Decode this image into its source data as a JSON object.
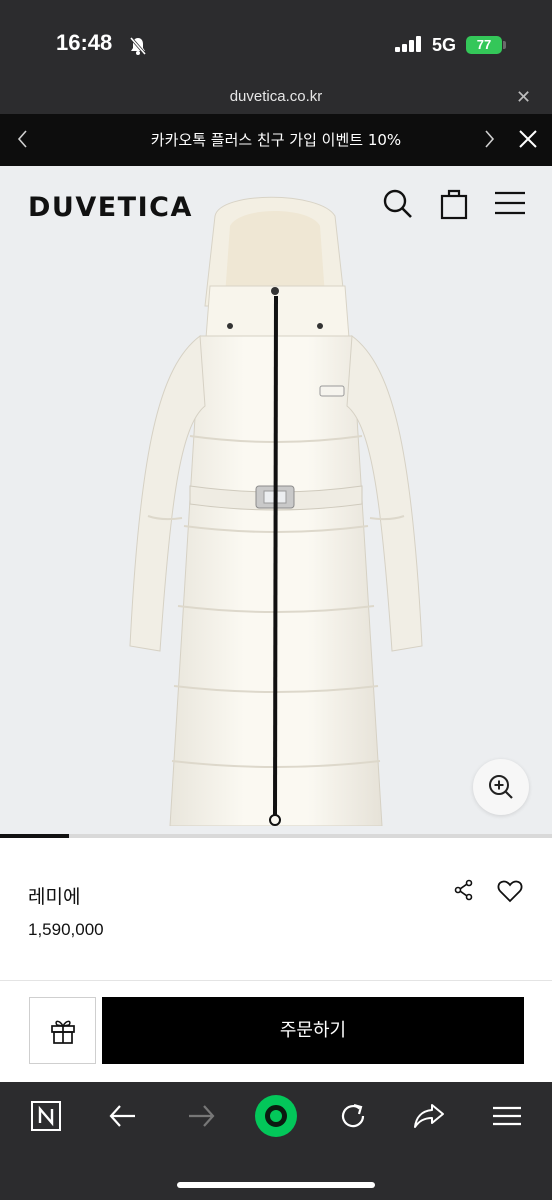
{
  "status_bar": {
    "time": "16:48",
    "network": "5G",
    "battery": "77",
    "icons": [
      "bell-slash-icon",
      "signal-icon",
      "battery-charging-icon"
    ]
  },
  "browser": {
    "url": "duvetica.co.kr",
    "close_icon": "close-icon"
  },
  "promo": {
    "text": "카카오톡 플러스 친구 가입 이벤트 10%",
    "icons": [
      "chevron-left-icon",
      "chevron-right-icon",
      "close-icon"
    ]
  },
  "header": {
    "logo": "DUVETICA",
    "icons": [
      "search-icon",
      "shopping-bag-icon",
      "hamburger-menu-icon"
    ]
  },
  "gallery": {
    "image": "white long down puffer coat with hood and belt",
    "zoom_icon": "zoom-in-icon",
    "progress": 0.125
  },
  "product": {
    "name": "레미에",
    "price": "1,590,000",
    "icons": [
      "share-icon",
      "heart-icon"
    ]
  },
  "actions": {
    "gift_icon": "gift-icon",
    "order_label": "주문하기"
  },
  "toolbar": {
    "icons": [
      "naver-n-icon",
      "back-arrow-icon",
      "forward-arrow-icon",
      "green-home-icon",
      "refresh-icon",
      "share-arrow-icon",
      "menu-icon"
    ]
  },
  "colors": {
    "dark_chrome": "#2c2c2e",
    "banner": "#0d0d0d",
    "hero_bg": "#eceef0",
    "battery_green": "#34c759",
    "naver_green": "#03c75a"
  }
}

============

Stated goal :: Filter the records for lines holding the string "image". Copy each one.

Task answer ::
Decode this image into its source data as a JSON object.
    "image": "white long down puffer coat with hood and belt",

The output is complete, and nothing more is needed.